THE PROBLEM -
Copy all the material below, exactly as it stands.

THE DATA -
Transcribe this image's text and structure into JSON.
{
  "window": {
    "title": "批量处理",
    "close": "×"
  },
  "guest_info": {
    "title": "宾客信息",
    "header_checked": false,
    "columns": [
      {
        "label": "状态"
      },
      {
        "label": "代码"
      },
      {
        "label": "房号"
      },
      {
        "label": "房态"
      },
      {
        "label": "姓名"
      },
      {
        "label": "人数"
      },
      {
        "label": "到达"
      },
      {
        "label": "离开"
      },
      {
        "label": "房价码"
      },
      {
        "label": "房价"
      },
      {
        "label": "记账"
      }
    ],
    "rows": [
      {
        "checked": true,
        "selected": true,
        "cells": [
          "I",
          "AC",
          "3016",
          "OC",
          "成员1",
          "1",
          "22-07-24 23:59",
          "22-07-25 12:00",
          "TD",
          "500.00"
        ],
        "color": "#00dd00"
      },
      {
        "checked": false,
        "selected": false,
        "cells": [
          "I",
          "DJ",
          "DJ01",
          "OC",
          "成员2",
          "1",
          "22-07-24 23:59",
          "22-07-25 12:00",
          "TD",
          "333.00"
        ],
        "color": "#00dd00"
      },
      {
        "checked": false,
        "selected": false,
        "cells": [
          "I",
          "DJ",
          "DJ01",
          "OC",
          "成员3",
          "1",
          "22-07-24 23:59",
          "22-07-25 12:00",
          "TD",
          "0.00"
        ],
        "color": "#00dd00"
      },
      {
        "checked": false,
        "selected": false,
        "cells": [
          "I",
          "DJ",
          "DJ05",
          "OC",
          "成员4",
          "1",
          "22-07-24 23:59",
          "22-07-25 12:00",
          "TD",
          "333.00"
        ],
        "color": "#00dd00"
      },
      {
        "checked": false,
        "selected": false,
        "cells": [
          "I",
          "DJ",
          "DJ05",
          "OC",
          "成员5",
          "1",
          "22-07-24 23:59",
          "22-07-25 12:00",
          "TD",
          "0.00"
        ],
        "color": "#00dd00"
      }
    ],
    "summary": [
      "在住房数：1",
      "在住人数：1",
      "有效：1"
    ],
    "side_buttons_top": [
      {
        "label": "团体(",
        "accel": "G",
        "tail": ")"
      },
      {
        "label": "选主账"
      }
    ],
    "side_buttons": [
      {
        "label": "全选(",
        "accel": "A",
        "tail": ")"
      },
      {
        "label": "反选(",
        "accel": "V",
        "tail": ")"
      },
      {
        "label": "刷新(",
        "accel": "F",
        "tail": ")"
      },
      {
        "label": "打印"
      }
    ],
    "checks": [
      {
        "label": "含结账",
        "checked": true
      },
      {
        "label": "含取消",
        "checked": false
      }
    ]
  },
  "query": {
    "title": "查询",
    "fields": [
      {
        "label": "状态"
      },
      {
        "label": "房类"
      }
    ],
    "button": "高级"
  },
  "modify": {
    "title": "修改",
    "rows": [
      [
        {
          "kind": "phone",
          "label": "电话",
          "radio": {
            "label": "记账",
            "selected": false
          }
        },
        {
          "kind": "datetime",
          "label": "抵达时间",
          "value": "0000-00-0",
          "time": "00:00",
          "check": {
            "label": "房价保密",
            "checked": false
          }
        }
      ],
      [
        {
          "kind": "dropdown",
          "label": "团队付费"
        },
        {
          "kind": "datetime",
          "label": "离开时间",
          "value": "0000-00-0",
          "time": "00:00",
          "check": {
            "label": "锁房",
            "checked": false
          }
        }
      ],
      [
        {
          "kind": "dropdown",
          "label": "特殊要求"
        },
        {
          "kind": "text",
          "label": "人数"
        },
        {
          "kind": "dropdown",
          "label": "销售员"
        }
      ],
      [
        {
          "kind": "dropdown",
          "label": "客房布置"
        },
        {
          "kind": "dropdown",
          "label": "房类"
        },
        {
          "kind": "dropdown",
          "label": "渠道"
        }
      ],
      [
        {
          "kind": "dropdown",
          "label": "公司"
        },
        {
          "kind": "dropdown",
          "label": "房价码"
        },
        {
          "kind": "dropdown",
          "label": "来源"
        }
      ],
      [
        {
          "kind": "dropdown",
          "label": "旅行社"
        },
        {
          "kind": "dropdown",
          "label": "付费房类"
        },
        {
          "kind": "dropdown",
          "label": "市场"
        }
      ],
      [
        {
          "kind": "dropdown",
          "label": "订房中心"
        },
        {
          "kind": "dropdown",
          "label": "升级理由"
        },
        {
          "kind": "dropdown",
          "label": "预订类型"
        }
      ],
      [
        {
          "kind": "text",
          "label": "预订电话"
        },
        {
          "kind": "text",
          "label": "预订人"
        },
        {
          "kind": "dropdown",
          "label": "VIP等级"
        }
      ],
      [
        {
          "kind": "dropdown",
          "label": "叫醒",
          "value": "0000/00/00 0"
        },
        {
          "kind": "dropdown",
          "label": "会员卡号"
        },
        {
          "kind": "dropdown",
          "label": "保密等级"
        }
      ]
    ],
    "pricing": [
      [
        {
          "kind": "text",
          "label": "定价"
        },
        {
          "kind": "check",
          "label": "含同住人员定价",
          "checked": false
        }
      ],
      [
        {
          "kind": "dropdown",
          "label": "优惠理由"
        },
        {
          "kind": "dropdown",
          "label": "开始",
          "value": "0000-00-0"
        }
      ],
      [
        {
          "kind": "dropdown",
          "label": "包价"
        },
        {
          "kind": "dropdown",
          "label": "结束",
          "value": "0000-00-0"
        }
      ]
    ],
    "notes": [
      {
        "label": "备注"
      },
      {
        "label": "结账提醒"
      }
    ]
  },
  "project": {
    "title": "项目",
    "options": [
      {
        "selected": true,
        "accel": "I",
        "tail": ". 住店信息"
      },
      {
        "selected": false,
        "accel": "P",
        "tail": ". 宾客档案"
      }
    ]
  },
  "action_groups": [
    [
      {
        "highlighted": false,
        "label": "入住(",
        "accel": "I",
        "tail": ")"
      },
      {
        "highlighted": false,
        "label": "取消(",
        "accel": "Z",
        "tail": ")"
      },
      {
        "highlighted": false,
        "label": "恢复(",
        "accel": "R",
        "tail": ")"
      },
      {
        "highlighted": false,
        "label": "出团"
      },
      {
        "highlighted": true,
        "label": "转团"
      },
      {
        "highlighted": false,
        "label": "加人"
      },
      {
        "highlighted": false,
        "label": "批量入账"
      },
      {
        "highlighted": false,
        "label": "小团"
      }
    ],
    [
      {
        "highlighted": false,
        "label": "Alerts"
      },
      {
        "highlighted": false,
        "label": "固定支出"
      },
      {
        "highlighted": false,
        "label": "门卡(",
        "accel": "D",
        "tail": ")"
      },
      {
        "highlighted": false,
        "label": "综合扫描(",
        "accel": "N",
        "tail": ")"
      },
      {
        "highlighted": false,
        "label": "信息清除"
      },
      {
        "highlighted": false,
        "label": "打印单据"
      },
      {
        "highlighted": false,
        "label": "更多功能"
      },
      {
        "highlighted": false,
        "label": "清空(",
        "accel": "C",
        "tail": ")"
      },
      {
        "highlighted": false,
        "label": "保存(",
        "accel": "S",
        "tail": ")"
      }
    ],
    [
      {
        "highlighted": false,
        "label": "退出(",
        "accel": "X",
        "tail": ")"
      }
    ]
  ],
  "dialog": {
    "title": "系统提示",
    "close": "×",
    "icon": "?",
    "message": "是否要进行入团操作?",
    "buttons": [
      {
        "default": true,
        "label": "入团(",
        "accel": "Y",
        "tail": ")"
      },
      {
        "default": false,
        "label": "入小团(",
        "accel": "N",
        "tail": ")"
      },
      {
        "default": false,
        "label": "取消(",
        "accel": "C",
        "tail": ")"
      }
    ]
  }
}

ANSWER BELOW -
Transcribe this image's text and structure into JSON.
{
  "window": {
    "title": "批量处理",
    "close": "×"
  },
  "guest_info": {
    "title": "宾客信息",
    "header_checked": false,
    "columns": [
      {
        "label": "状态"
      },
      {
        "label": "代码"
      },
      {
        "label": "房号"
      },
      {
        "label": "房态"
      },
      {
        "label": "姓名"
      },
      {
        "label": "人数"
      },
      {
        "label": "到达"
      },
      {
        "label": "离开"
      },
      {
        "label": "房价码"
      },
      {
        "label": "房价"
      },
      {
        "label": "记账"
      }
    ],
    "rows": [
      {
        "checked": true,
        "selected": true,
        "cells": [
          "I",
          "AC",
          "3016",
          "OC",
          "成员1",
          "1",
          "22-07-24 23:59",
          "22-07-25 12:00",
          "TD",
          "500.00"
        ],
        "color": "#00dd00"
      },
      {
        "checked": false,
        "selected": false,
        "cells": [
          "I",
          "DJ",
          "DJ01",
          "OC",
          "成员2",
          "1",
          "22-07-24 23:59",
          "22-07-25 12:00",
          "TD",
          "333.00"
        ],
        "color": "#00dd00"
      },
      {
        "checked": false,
        "selected": false,
        "cells": [
          "I",
          "DJ",
          "DJ01",
          "OC",
          "成员3",
          "1",
          "22-07-24 23:59",
          "22-07-25 12:00",
          "TD",
          "0.00"
        ],
        "color": "#00dd00"
      },
      {
        "checked": false,
        "selected": false,
        "cells": [
          "I",
          "DJ",
          "DJ05",
          "OC",
          "成员4",
          "1",
          "22-07-24 23:59",
          "22-07-25 12:00",
          "TD",
          "333.00"
        ],
        "color": "#00dd00"
      },
      {
        "checked": false,
        "selected": false,
        "cells": [
          "I",
          "DJ",
          "DJ05",
          "OC",
          "成员5",
          "1",
          "22-07-24 23:59",
          "22-07-25 12:00",
          "TD",
          "0.00"
        ],
        "color": "#00dd00"
      }
    ],
    "summary": [
      "在住房数：1",
      "在住人数：1",
      "有效：1"
    ],
    "side_buttons_top": [
      {
        "label": "团体(",
        "accel": "G",
        "tail": ")"
      },
      {
        "label": "选主账"
      }
    ],
    "side_buttons": [
      {
        "label": "全选(",
        "accel": "A",
        "tail": ")"
      },
      {
        "label": "反选(",
        "accel": "V",
        "tail": ")"
      },
      {
        "label": "刷新(",
        "accel": "F",
        "tail": ")"
      },
      {
        "label": "打印"
      }
    ],
    "checks": [
      {
        "label": "含结账",
        "checked": true
      },
      {
        "label": "含取消",
        "checked": false
      }
    ]
  },
  "query": {
    "title": "查询",
    "fields": [
      {
        "label": "状态"
      },
      {
        "label": "房类"
      }
    ],
    "button": "高级"
  },
  "modify": {
    "title": "修改",
    "rows": [
      [
        {
          "kind": "phone",
          "label": "电话",
          "radio": {
            "label": "记账",
            "selected": false
          }
        },
        {
          "kind": "datetime",
          "label": "抵达时间",
          "value": "0000-00-0",
          "time": "00:00",
          "check": {
            "label": "房价保密",
            "checked": false
          }
        }
      ],
      [
        {
          "kind": "dropdown",
          "label": "团队付费"
        },
        {
          "kind": "datetime",
          "label": "离开时间",
          "value": "0000-00-0",
          "time": "00:00",
          "check": {
            "label": "锁房",
            "checked": false
          }
        }
      ],
      [
        {
          "kind": "dropdown",
          "label": "特殊要求"
        },
        {
          "kind": "text",
          "label": "人数"
        },
        {
          "kind": "dropdown",
          "label": "销售员"
        }
      ],
      [
        {
          "kind": "dropdown",
          "label": "客房布置"
        },
        {
          "kind": "dropdown",
          "label": "房类"
        },
        {
          "kind": "dropdown",
          "label": "渠道"
        }
      ],
      [
        {
          "kind": "dropdown",
          "label": "公司"
        },
        {
          "kind": "dropdown",
          "label": "房价码"
        },
        {
          "kind": "dropdown",
          "label": "来源"
        }
      ],
      [
        {
          "kind": "dropdown",
          "label": "旅行社"
        },
        {
          "kind": "dropdown",
          "label": "付费房类"
        },
        {
          "kind": "dropdown",
          "label": "市场"
        }
      ],
      [
        {
          "kind": "dropdown",
          "label": "订房中心"
        },
        {
          "kind": "dropdown",
          "label": "升级理由"
        },
        {
          "kind": "dropdown",
          "label": "预订类型"
        }
      ],
      [
        {
          "kind": "text",
          "label": "预订电话"
        },
        {
          "kind": "text",
          "label": "预订人"
        },
        {
          "kind": "dropdown",
          "label": "VIP等级"
        }
      ],
      [
        {
          "kind": "dropdown",
          "label": "叫醒",
          "value": "0000/00/00 0"
        },
        {
          "kind": "dropdown",
          "label": "会员卡号"
        },
        {
          "kind": "dropdown",
          "label": "保密等级"
        }
      ]
    ],
    "pricing": [
      [
        {
          "kind": "text",
          "label": "定价"
        },
        {
          "kind": "check",
          "label": "含同住人员定价",
          "checked": false
        }
      ],
      [
        {
          "kind": "dropdown",
          "label": "优惠理由"
        },
        {
          "kind": "dropdown",
          "label": "开始",
          "value": "0000-00-0"
        }
      ],
      [
        {
          "kind": "dropdown",
          "label": "包价"
        },
        {
          "kind": "dropdown",
          "label": "结束",
          "value": "0000-00-0"
        }
      ]
    ],
    "notes": [
      {
        "label": "备注"
      },
      {
        "label": "结账提醒"
      }
    ]
  },
  "project": {
    "title": "项目",
    "options": [
      {
        "selected": true,
        "accel": "I",
        "tail": ". 住店信息"
      },
      {
        "selected": false,
        "accel": "P",
        "tail": ". 宾客档案"
      }
    ]
  },
  "action_groups": [
    [
      {
        "highlighted": false,
        "label": "入住(",
        "accel": "I",
        "tail": ")"
      },
      {
        "highlighted": false,
        "label": "取消(",
        "accel": "Z",
        "tail": ")"
      },
      {
        "highlighted": false,
        "label": "恢复(",
        "accel": "R",
        "tail": ")"
      },
      {
        "highlighted": false,
        "label": "出团"
      },
      {
        "highlighted": true,
        "label": "转团"
      },
      {
        "highlighted": false,
        "label": "加人"
      },
      {
        "highlighted": false,
        "label": "批量入账"
      },
      {
        "highlighted": false,
        "label": "小团"
      }
    ],
    [
      {
        "highlighted": false,
        "label": "Alerts"
      },
      {
        "highlighted": false,
        "label": "固定支出"
      },
      {
        "highlighted": false,
        "label": "门卡(",
        "accel": "D",
        "tail": ")"
      },
      {
        "highlighted": false,
        "label": "综合扫描(",
        "accel": "N",
        "tail": ")"
      },
      {
        "highlighted": false,
        "label": "信息清除"
      },
      {
        "highlighted": false,
        "label": "打印单据"
      },
      {
        "highlighted": false,
        "label": "更多功能"
      },
      {
        "highlighted": false,
        "label": "清空(",
        "accel": "C",
        "tail": ")"
      },
      {
        "highlighted": false,
        "label": "保存(",
        "accel": "S",
        "tail": ")"
      }
    ],
    [
      {
        "highlighted": false,
        "label": "退出(",
        "accel": "X",
        "tail": ")"
      }
    ]
  ],
  "dialog": {
    "title": "系统提示",
    "close": "×",
    "icon": "?",
    "message": "是否要进行入团操作?",
    "buttons": [
      {
        "default": true,
        "label": "入团(",
        "accel": "Y",
        "tail": ")"
      },
      {
        "default": false,
        "label": "入小团(",
        "accel": "N",
        "tail": ")"
      },
      {
        "default": false,
        "label": "取消(",
        "accel": "C",
        "tail": ")"
      }
    ]
  }
}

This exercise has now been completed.